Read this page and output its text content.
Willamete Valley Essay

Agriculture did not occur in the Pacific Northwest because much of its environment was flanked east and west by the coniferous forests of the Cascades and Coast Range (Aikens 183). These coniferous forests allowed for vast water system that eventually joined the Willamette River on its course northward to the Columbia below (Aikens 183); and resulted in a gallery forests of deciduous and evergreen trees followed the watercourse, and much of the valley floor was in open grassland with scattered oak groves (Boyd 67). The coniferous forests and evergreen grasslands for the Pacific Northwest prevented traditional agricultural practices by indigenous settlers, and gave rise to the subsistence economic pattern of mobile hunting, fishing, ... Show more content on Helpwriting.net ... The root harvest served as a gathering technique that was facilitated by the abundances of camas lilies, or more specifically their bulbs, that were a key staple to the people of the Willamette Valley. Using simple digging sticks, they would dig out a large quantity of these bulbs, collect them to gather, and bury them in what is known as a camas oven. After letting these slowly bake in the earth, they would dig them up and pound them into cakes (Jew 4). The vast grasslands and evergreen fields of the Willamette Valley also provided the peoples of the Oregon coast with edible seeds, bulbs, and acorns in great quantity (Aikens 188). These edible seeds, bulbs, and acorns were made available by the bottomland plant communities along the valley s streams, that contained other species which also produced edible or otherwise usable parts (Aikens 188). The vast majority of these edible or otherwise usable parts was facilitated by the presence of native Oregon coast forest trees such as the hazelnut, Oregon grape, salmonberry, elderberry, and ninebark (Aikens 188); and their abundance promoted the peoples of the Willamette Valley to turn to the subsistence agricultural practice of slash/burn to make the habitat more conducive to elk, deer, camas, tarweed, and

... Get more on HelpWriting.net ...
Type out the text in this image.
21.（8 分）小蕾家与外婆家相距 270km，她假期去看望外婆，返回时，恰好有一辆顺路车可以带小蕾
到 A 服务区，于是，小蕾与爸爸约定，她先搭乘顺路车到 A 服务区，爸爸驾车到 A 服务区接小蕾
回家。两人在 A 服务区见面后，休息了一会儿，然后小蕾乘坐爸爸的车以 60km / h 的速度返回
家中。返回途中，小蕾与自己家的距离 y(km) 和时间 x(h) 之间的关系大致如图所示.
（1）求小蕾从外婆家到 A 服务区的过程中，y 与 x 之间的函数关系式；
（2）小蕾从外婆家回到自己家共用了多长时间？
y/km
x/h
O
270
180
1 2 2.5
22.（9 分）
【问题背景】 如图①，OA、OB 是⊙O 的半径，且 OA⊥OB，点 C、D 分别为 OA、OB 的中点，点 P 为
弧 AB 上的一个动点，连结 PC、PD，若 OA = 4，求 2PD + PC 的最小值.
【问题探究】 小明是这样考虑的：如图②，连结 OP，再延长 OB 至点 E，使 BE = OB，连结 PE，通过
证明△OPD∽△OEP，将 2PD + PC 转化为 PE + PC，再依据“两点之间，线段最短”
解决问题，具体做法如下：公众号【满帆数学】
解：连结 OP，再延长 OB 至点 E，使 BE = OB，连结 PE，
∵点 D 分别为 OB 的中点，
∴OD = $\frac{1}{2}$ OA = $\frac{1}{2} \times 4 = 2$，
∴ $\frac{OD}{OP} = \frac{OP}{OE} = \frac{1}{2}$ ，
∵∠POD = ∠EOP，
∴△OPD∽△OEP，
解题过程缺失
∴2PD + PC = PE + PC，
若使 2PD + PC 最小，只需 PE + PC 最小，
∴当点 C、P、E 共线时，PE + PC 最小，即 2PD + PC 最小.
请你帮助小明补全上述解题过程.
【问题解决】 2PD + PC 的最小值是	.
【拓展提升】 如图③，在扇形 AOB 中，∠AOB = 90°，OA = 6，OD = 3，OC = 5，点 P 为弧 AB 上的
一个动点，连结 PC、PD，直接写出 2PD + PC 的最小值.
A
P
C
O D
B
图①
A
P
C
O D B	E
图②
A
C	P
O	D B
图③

Objective ::
Review the material and copy each line in which the word "this" appears.

Answer to the exercise ::
Read this page and output its text content.
Type out the text in this image.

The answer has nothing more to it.